Stored items >>

+ + + +

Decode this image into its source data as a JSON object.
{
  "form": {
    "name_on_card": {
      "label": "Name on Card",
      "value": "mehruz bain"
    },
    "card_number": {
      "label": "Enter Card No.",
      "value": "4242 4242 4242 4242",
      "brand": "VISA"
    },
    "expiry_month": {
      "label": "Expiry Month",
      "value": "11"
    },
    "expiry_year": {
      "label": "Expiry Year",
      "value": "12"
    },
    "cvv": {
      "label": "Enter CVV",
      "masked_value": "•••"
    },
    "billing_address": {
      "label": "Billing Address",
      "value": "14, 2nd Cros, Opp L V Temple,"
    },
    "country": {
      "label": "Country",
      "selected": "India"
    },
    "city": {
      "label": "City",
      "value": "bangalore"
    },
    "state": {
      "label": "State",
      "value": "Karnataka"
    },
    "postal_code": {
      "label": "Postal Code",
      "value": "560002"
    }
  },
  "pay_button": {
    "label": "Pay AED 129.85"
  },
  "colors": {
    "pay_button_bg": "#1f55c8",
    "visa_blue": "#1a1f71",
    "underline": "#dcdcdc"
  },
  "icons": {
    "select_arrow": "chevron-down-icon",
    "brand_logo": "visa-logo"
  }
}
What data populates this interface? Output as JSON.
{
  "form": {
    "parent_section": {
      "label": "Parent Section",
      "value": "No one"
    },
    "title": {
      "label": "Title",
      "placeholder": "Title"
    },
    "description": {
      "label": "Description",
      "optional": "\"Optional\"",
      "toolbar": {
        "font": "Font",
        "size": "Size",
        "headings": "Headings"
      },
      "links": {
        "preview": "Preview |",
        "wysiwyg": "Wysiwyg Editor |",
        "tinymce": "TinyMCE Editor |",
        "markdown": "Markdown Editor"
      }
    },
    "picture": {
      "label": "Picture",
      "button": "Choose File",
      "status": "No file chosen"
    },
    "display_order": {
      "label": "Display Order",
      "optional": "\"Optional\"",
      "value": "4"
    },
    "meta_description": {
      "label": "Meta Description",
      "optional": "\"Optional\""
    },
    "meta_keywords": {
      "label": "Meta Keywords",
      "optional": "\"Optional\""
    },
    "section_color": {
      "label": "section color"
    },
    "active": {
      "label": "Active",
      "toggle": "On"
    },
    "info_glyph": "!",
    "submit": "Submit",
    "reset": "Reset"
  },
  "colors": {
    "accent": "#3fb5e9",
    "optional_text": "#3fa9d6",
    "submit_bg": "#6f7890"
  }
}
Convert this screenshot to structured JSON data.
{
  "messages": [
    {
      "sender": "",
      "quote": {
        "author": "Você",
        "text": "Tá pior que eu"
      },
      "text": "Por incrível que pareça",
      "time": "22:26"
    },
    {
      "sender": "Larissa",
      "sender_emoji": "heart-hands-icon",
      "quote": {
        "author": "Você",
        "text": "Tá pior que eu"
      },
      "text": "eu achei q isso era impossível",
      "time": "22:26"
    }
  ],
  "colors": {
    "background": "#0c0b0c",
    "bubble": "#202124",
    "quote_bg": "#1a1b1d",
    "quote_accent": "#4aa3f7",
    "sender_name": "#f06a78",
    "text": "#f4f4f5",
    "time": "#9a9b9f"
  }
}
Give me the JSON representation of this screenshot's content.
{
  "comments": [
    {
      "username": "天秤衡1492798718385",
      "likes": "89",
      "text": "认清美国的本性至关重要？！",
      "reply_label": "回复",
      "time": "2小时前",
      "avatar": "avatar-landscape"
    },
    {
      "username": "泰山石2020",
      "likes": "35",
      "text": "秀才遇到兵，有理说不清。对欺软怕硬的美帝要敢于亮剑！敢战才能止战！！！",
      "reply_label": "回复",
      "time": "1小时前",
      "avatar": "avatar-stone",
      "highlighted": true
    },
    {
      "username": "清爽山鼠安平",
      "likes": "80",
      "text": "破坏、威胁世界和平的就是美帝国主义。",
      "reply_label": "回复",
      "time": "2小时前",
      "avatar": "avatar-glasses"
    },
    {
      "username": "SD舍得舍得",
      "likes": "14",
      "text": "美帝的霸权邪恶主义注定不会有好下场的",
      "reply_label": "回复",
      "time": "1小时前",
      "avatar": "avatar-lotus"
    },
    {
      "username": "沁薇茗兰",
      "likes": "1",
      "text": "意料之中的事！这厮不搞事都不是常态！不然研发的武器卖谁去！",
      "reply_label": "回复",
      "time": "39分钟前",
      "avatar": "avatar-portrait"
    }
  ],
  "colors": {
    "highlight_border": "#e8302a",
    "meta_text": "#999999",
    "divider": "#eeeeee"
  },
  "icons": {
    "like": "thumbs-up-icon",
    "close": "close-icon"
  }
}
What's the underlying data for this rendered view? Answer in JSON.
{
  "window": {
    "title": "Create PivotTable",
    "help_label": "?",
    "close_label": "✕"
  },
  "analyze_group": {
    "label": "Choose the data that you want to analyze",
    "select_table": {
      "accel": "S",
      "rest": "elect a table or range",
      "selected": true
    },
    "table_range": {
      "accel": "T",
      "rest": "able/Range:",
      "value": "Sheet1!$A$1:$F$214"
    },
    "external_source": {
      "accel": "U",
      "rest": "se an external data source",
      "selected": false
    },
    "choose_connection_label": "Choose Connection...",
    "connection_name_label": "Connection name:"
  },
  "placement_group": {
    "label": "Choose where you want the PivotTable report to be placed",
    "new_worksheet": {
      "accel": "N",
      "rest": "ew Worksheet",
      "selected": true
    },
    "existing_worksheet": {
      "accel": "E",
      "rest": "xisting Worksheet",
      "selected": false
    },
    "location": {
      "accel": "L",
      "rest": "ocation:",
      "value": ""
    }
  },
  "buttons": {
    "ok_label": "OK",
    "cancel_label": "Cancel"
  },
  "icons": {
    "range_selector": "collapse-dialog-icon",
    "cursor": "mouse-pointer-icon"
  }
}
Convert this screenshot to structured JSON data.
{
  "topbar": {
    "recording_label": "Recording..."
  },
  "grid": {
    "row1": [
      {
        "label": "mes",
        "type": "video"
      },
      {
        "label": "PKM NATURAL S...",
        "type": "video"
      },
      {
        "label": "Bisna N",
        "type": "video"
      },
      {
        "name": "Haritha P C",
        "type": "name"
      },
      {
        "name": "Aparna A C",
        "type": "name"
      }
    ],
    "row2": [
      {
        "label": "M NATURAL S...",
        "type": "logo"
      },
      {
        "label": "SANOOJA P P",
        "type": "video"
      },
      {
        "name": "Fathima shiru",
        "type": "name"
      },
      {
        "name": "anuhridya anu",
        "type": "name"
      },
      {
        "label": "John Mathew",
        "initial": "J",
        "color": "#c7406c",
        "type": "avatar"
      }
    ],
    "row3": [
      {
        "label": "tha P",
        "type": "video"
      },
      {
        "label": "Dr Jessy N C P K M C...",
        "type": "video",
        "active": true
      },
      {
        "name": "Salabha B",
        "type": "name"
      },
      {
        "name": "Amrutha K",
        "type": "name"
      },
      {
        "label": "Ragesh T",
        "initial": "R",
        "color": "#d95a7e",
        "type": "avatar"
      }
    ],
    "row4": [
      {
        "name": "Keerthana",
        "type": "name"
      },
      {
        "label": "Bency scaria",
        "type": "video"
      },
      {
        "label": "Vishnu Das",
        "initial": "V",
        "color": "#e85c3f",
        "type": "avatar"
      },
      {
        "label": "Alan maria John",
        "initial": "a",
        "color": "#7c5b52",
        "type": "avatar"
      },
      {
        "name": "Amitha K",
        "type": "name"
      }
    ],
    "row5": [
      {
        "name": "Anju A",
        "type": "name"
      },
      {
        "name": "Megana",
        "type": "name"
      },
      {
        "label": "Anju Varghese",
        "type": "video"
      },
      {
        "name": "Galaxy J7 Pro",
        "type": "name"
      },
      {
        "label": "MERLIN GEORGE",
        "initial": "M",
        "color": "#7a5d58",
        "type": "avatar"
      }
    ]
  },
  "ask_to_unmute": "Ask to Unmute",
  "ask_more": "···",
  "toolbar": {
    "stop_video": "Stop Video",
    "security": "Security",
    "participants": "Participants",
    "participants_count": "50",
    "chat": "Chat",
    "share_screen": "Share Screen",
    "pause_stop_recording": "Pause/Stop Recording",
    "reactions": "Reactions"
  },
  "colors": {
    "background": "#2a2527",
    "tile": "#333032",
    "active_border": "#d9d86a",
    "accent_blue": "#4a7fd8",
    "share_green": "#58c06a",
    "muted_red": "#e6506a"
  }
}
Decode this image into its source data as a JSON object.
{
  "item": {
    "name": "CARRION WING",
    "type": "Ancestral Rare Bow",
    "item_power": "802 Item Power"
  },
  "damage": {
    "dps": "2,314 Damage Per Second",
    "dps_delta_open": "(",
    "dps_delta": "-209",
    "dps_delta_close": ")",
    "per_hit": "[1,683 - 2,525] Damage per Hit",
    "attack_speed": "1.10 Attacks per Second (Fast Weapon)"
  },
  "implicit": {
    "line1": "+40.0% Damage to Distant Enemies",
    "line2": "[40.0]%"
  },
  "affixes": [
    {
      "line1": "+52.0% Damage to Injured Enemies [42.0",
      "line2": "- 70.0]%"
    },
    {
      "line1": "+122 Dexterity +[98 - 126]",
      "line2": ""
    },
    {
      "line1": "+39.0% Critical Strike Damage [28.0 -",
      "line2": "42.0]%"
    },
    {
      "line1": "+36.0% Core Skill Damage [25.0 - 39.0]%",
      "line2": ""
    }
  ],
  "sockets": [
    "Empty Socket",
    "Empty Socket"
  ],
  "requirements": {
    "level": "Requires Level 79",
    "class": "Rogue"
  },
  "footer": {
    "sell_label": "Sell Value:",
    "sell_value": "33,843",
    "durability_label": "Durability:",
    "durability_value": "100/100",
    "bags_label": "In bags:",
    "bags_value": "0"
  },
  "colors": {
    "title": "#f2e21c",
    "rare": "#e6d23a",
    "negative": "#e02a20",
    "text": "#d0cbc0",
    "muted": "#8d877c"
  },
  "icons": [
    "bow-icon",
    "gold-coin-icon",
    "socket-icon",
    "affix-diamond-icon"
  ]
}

+ + + +

Your task >> Within the data above, count the lines that contain the string "accel"; the reply is the number alone.

Written response >> 6